- Supplied data
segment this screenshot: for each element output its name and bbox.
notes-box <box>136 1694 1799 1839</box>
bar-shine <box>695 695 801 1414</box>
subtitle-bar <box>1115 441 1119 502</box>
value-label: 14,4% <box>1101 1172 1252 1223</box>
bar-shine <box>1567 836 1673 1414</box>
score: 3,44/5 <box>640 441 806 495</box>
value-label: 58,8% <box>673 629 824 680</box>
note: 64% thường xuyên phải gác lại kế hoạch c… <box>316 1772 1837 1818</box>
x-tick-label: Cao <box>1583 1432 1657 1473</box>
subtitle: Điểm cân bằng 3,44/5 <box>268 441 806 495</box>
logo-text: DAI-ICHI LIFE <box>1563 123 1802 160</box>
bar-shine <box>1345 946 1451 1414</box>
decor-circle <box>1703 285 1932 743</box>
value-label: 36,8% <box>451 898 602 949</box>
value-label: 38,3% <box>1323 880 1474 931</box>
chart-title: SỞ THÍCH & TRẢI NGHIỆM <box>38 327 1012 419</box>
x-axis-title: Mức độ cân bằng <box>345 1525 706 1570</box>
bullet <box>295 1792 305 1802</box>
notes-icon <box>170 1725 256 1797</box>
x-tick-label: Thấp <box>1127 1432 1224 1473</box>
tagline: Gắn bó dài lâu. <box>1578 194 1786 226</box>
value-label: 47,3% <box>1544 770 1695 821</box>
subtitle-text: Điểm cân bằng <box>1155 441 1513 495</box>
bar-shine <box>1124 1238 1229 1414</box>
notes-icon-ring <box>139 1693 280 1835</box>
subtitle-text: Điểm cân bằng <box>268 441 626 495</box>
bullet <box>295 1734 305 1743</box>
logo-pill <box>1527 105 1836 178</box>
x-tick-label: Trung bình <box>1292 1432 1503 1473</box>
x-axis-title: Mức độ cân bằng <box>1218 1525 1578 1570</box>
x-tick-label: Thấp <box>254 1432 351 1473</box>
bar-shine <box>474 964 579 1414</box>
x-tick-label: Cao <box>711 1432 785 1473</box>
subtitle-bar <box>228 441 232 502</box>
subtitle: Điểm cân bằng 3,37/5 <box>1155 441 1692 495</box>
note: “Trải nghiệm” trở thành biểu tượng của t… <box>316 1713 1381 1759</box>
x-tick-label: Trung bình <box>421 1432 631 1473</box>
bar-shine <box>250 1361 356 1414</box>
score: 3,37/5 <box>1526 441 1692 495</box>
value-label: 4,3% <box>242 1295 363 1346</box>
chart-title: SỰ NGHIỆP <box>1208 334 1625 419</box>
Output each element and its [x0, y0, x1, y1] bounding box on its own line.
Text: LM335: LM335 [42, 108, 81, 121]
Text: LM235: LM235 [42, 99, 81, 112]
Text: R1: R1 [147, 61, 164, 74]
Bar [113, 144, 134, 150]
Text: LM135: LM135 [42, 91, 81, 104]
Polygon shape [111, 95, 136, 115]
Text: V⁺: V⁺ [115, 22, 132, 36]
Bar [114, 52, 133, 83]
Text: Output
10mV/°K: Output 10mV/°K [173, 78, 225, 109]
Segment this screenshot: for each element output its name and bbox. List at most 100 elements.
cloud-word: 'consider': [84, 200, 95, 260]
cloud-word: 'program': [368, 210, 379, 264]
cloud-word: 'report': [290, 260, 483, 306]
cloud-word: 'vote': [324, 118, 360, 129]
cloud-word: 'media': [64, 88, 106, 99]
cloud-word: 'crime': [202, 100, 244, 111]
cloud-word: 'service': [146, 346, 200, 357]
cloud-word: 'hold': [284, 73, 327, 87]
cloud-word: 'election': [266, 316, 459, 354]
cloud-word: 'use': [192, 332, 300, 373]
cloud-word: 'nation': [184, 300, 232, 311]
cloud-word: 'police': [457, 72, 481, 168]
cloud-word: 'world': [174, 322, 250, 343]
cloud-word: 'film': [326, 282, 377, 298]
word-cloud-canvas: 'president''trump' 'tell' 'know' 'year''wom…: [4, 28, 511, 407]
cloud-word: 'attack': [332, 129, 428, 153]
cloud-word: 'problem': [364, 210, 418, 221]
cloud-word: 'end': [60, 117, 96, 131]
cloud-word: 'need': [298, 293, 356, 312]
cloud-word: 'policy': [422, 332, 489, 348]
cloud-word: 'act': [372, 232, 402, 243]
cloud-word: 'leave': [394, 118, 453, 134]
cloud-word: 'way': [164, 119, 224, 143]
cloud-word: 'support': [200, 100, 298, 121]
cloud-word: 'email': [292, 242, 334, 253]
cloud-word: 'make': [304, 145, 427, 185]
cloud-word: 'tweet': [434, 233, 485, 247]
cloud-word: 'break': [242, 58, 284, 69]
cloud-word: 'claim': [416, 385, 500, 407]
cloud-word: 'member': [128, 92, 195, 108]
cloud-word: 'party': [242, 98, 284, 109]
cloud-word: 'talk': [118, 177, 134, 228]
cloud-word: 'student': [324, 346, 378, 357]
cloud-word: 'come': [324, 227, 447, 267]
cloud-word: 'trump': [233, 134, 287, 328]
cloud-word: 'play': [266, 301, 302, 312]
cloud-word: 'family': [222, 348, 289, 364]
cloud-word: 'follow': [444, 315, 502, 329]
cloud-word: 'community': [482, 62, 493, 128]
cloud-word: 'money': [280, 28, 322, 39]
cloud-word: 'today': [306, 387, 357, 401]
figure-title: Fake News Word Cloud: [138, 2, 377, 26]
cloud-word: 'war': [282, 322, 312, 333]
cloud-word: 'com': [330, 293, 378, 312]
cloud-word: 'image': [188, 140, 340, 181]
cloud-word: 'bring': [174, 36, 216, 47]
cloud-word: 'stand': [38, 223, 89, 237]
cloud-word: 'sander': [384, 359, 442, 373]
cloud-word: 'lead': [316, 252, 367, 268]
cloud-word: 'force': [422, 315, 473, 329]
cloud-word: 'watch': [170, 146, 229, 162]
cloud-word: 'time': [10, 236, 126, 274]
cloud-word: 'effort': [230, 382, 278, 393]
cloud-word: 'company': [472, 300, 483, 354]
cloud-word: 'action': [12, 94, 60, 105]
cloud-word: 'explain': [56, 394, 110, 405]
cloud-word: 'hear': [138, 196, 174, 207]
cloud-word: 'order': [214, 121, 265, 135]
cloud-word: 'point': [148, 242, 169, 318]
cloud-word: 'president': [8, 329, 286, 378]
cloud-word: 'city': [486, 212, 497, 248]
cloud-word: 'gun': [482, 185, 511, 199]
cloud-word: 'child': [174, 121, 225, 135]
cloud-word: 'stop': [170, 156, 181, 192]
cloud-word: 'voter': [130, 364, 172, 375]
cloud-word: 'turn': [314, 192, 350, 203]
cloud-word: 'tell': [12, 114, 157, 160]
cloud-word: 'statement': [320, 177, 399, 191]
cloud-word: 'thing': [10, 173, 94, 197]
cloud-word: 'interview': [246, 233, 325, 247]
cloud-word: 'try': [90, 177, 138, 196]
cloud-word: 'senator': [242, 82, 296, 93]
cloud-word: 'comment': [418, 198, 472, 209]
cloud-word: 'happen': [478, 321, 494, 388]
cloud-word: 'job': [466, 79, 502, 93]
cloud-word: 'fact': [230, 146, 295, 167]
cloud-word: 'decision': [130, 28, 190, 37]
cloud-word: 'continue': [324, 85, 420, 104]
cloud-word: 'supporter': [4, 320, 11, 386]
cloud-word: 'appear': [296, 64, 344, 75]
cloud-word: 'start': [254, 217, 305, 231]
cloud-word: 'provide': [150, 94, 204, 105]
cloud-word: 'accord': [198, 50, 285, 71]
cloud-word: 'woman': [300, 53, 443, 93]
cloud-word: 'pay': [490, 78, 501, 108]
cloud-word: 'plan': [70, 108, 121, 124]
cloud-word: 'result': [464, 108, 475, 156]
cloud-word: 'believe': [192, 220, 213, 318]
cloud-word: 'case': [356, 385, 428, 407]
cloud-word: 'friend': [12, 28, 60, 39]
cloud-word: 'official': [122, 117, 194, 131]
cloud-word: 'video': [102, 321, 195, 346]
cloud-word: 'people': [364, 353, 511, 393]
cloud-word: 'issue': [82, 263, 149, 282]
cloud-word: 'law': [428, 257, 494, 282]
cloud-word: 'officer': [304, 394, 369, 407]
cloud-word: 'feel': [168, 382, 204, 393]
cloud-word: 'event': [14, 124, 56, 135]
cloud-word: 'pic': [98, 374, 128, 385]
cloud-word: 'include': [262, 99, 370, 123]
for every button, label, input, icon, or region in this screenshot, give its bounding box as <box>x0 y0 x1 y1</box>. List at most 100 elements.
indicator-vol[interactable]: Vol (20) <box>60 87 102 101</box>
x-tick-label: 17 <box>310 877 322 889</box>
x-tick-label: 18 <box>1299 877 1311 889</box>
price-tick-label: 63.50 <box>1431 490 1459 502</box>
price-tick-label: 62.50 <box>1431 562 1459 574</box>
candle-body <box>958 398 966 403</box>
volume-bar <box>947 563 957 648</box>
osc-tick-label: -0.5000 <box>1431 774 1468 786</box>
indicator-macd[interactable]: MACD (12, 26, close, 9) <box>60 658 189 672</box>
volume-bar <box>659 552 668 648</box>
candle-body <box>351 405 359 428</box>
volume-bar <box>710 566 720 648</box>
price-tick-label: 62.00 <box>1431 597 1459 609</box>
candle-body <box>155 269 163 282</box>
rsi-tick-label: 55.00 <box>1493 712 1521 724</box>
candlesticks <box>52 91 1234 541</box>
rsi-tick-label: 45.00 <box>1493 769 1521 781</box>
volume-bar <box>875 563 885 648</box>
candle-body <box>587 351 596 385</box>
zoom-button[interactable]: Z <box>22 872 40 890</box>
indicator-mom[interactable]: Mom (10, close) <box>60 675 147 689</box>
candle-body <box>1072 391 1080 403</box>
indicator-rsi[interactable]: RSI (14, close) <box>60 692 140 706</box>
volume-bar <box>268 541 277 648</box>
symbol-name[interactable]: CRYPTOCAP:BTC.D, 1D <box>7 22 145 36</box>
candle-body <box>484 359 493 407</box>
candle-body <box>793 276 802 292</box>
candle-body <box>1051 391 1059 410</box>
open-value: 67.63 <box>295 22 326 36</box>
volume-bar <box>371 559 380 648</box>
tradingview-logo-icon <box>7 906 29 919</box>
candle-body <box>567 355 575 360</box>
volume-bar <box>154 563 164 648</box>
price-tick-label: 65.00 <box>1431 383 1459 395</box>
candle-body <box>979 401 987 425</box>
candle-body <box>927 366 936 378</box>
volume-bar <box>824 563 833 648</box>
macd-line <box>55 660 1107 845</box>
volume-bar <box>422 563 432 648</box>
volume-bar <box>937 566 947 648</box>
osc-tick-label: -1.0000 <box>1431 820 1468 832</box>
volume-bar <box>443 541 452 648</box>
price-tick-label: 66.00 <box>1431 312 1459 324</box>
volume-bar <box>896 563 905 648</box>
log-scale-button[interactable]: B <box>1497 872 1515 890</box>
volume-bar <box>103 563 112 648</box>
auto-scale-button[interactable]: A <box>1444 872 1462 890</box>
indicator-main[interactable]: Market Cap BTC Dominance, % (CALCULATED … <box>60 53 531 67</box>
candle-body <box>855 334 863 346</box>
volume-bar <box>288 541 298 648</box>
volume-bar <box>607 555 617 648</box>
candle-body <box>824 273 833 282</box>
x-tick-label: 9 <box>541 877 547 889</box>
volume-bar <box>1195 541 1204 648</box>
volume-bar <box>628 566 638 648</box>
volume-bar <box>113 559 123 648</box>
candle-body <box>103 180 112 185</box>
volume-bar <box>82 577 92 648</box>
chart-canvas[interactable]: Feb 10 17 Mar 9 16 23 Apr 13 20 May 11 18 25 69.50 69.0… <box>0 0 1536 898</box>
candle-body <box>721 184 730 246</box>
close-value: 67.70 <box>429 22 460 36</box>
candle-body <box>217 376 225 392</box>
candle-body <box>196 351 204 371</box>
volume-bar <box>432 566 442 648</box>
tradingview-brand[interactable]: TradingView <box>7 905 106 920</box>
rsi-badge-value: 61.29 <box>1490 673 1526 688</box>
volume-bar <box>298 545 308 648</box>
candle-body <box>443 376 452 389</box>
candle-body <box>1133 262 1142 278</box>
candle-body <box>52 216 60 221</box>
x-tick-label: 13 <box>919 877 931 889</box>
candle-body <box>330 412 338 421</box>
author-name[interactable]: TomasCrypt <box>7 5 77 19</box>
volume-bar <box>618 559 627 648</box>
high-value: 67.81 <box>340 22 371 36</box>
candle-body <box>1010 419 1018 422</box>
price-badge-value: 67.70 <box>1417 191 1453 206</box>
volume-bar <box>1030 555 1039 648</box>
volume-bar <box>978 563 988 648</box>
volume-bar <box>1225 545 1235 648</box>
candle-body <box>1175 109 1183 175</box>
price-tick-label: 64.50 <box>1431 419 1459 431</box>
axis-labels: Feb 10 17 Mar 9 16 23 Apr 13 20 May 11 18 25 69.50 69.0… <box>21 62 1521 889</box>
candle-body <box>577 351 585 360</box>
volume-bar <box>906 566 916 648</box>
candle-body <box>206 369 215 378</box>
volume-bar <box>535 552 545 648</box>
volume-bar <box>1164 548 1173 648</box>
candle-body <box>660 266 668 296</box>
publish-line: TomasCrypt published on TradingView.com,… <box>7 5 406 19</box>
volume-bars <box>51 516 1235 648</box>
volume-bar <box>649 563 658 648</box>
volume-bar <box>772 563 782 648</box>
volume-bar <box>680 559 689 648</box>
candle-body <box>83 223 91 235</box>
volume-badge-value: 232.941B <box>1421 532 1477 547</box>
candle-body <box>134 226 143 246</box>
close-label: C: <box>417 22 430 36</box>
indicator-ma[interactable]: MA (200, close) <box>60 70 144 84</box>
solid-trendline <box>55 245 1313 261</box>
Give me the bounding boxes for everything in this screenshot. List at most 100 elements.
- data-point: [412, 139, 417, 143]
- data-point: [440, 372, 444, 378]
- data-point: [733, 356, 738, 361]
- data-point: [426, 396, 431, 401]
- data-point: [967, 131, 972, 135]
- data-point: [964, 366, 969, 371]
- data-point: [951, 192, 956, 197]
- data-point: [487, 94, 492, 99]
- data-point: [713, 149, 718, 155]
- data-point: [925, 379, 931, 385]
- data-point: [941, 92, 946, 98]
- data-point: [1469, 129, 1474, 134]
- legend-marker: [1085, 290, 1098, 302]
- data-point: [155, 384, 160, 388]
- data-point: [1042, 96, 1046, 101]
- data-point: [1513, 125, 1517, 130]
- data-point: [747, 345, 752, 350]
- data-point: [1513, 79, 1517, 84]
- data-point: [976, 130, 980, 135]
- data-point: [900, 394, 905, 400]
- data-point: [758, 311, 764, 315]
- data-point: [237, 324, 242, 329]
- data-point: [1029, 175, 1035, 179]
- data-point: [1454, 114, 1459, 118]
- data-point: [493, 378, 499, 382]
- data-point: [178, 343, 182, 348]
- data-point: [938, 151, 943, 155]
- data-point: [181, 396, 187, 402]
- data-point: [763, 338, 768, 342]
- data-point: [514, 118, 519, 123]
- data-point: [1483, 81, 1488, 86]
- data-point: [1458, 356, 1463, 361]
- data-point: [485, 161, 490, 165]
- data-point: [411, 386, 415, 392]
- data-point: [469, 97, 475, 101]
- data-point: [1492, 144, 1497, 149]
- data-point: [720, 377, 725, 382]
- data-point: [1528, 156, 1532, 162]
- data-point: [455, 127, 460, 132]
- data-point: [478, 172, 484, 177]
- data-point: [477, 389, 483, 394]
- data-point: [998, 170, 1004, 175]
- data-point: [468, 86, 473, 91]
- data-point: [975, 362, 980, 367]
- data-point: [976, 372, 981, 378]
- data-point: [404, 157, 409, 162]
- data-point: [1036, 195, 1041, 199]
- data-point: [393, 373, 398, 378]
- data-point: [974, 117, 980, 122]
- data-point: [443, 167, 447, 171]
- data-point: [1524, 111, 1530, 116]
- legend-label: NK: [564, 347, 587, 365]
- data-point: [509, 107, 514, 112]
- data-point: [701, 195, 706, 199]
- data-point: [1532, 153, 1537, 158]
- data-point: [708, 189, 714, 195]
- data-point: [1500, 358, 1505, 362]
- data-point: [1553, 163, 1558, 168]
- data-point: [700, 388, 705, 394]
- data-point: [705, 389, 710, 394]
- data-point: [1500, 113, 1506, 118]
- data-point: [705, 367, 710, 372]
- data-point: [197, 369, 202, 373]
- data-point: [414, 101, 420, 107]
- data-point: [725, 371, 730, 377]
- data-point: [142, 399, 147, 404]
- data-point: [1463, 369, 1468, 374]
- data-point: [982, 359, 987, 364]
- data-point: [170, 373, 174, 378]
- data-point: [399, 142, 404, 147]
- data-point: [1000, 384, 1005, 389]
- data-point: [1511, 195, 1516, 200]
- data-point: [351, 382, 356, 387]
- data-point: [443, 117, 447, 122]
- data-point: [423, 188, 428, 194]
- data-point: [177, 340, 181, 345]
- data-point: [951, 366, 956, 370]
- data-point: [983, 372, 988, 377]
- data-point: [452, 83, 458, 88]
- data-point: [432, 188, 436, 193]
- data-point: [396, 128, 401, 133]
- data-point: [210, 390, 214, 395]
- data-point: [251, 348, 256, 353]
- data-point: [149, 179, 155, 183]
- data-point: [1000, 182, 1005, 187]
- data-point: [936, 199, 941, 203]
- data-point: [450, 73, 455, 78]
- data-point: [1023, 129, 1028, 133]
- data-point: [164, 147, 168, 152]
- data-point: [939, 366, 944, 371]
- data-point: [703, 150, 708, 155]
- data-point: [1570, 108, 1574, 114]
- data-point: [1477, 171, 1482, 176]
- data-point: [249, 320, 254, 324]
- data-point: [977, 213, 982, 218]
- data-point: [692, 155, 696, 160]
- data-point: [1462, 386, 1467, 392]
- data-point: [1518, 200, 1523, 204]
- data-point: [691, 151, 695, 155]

- Directions for this task
Reproduce verbatim the items from the first line through the line containing "bar-shine <box>1567 836 1673 1414</box>", including both of those lines.

- Finished exercise
segment this screenshot: for each element output its name and bbox.
notes-box <box>136 1694 1799 1839</box>
bar-shine <box>695 695 801 1414</box>
subtitle-bar <box>1115 441 1119 502</box>
value-label: 14,4% <box>1101 1172 1252 1223</box>
bar-shine <box>1567 836 1673 1414</box>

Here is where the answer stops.